begin SUPPLIED MATERIAL
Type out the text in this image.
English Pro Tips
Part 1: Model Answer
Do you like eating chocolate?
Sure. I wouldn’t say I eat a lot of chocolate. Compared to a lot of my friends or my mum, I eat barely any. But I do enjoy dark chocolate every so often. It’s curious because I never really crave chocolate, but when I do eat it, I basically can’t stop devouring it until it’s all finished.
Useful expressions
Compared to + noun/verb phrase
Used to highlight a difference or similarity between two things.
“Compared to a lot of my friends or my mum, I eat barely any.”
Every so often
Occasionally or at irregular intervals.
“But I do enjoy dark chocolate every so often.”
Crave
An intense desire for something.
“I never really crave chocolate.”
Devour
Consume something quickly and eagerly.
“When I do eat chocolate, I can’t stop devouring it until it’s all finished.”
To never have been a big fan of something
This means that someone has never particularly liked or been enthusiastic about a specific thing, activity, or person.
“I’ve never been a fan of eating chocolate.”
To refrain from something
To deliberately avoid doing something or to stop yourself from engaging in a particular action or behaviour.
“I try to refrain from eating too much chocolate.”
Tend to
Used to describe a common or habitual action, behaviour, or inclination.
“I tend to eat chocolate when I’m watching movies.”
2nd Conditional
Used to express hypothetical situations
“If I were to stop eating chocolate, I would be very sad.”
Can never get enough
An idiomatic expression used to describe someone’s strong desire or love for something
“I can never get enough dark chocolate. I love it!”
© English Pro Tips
end SUPPLIED MATERIAL
EXERCISE INSTRUCTIONS:
Only the number is wanted: how many lines in the preceding entries hold the string "from"?

RESULT OF THIS TASK:
3